Given task: Quote the listing below in its entirety.

======== Records shown

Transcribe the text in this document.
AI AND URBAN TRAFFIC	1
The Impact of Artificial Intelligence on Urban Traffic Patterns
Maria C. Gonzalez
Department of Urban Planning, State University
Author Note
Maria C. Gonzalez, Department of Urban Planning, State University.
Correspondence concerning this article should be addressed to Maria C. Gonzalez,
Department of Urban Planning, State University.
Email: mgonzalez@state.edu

================

The answer:
Transcribe the text in this document.
AI AND URBAN TRAFFIC	1
The Impact of Artificial Intelligence on Urban Traffic Patterns
Maria C. Gonzalez
Department of Urban Planning, State University
Author Note
Maria C. Gonzalez, Department of Urban Planning, State University.
Correspondence concerning this article should be addressed to Maria C. Gonzalez,
Department of Urban Planning, State University.
Email: mgonzalez@state.edu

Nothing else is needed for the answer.